Please reproduce every record, keeping each one exactly as written.

[Extracted data entries]
# # #
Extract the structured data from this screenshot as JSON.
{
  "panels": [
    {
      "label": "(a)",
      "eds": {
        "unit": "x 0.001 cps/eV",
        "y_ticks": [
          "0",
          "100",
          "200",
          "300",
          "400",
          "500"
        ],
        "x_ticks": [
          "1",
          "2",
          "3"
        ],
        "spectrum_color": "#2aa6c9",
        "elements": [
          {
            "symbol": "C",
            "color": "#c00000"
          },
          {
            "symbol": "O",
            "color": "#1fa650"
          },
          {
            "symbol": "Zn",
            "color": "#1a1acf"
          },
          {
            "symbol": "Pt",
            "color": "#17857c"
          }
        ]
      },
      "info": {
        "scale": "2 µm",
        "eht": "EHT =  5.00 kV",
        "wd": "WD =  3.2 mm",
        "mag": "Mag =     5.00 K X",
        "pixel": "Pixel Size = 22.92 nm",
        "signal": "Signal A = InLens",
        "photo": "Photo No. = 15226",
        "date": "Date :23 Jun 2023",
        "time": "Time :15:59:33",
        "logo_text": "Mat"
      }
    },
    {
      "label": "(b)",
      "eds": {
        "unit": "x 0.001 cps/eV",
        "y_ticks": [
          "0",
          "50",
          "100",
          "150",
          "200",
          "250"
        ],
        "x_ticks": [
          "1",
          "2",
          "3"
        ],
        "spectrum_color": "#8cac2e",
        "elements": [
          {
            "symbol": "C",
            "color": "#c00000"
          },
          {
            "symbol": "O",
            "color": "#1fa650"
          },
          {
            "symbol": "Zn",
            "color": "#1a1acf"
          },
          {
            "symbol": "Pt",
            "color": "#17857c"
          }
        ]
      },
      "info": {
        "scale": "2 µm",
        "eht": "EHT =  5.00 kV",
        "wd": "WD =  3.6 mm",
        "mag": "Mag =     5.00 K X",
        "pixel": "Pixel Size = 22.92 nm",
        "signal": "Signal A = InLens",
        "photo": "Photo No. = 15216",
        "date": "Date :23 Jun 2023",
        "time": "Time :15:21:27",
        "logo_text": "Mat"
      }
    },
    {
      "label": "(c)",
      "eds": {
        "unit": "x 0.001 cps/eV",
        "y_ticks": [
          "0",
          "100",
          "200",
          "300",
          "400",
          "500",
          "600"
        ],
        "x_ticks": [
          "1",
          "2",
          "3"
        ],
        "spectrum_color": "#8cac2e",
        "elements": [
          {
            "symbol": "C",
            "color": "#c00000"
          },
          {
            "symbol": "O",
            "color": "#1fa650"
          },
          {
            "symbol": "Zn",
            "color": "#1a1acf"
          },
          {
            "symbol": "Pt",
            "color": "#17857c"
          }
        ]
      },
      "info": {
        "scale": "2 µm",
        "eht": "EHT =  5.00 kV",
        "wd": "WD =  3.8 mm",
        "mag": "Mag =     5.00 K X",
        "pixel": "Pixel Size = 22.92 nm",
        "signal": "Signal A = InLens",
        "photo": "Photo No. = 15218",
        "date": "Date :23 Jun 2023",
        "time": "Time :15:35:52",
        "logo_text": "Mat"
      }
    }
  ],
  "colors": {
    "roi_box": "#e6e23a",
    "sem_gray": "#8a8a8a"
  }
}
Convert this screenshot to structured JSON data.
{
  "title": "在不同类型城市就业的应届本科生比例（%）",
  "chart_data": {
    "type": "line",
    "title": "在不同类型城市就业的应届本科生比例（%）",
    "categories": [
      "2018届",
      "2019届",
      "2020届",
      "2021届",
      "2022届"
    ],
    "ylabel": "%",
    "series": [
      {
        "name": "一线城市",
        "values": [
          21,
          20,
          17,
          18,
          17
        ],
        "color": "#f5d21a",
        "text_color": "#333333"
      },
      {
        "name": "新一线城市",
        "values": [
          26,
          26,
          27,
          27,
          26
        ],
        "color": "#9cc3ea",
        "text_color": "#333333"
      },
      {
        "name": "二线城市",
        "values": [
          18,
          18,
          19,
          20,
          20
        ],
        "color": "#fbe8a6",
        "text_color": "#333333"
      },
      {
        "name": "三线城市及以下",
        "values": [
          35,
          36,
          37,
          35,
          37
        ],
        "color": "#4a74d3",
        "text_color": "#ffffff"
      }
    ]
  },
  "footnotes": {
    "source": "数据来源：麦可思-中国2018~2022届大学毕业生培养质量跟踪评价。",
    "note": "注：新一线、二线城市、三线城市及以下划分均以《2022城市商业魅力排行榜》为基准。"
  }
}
# # #
→ WRITTEN REPLY:
Extract the structured data from this screenshot as JSON.
{
  "panels": [
    {
      "label": "(a)",
      "eds": {
        "unit": "x 0.001 cps/eV",
        "y_ticks": [
          "0",
          "100",
          "200",
          "300",
          "400",
          "500"
        ],
        "x_ticks": [
          "1",
          "2",
          "3"
        ],
        "spectrum_color": "#2aa6c9",
        "elements": [
          {
            "symbol": "C",
            "color": "#c00000"
          },
          {
            "symbol": "O",
            "color": "#1fa650"
          },
          {
            "symbol": "Zn",
            "color": "#1a1acf"
          },
          {
            "symbol": "Pt",
            "color": "#17857c"
          }
        ]
      },
      "info": {
        "scale": "2 µm",
        "eht": "EHT =  5.00 kV",
        "wd": "WD =  3.2 mm",
        "mag": "Mag =     5.00 K X",
        "pixel": "Pixel Size = 22.92 nm",
        "signal": "Signal A = InLens",
        "photo": "Photo No. = 15226",
        "date": "Date :23 Jun 2023",
        "time": "Time :15:59:33",
        "logo_text": "Mat"
      }
    },
    {
      "label": "(b)",
      "eds": {
        "unit": "x 0.001 cps/eV",
        "y_ticks": [
          "0",
          "50",
          "100",
          "150",
          "200",
          "250"
        ],
        "x_ticks": [
          "1",
          "2",
          "3"
        ],
        "spectrum_color": "#8cac2e",
        "elements": [
          {
            "symbol": "C",
            "color": "#c00000"
          },
          {
            "symbol": "O",
            "color": "#1fa650"
          },
          {
            "symbol": "Zn",
            "color": "#1a1acf"
          },
          {
            "symbol": "Pt",
            "color": "#17857c"
          }
        ]
      },
      "info": {
        "scale": "2 µm",
        "eht": "EHT =  5.00 kV",
        "wd": "WD =  3.6 mm",
        "mag": "Mag =     5.00 K X",
        "pixel": "Pixel Size = 22.92 nm",
        "signal": "Signal A = InLens",
        "photo": "Photo No. = 15216",
        "date": "Date :23 Jun 2023",
        "time": "Time :15:21:27",
        "logo_text": "Mat"
      }
    },
    {
      "label": "(c)",
      "eds": {
        "unit": "x 0.001 cps/eV",
        "y_ticks": [
          "0",
          "100",
          "200",
          "300",
          "400",
          "500",
          "600"
        ],
        "x_ticks": [
          "1",
          "2",
          "3"
        ],
        "spectrum_color": "#8cac2e",
        "elements": [
          {
            "symbol": "C",
            "color": "#c00000"
          },
          {
            "symbol": "O",
            "color": "#1fa650"
          },
          {
            "symbol": "Zn",
            "color": "#1a1acf"
          },
          {
            "symbol": "Pt",
            "color": "#17857c"
          }
        ]
      },
      "info": {
        "scale": "2 µm",
        "eht": "EHT =  5.00 kV",
        "wd": "WD =  3.8 mm",
        "mag": "Mag =     5.00 K X",
        "pixel": "Pixel Size = 22.92 nm",
        "signal": "Signal A = InLens",
        "photo": "Photo No. = 15218",
        "date": "Date :23 Jun 2023",
        "time": "Time :15:35:52",
        "logo_text": "Mat"
      }
    }
  ],
  "colors": {
    "roi_box": "#e6e23a",
    "sem_gray": "#8a8a8a"
  }
}
Convert this screenshot to structured JSON data.
{
  "title": "在不同类型城市就业的应届本科生比例（%）",
  "chart_data": {
    "type": "line",
    "title": "在不同类型城市就业的应届本科生比例（%）",
    "categories": [
      "2018届",
      "2019届",
      "2020届",
      "2021届",
      "2022届"
    ],
    "ylabel": "%",
    "series": [
      {
        "name": "一线城市",
        "values": [
          21,
          20,
          17,
          18,
          17
        ],
        "color": "#f5d21a",
        "text_color": "#333333"
      },
      {
        "name": "新一线城市",
        "values": [
          26,
          26,
          27,
          27,
          26
        ],
        "color": "#9cc3ea",
        "text_color": "#333333"
      },
      {
        "name": "二线城市",
        "values": [
          18,
          18,
          19,
          20,
          20
        ],
        "color": "#fbe8a6",
        "text_color": "#333333"
      },
      {
        "name": "三线城市及以下",
        "values": [
          35,
          36,
          37,
          35,
          37
        ],
        "color": "#4a74d3",
        "text_color": "#ffffff"
      }
    ]
  },
  "footnotes": {
    "source": "数据来源：麦可思-中国2018~2022届大学毕业生培养质量跟踪评价。",
    "note": "注：新一线、二线城市、三线城市及以下划分均以《2022城市商业魅力排行榜》为基准。"
  }
}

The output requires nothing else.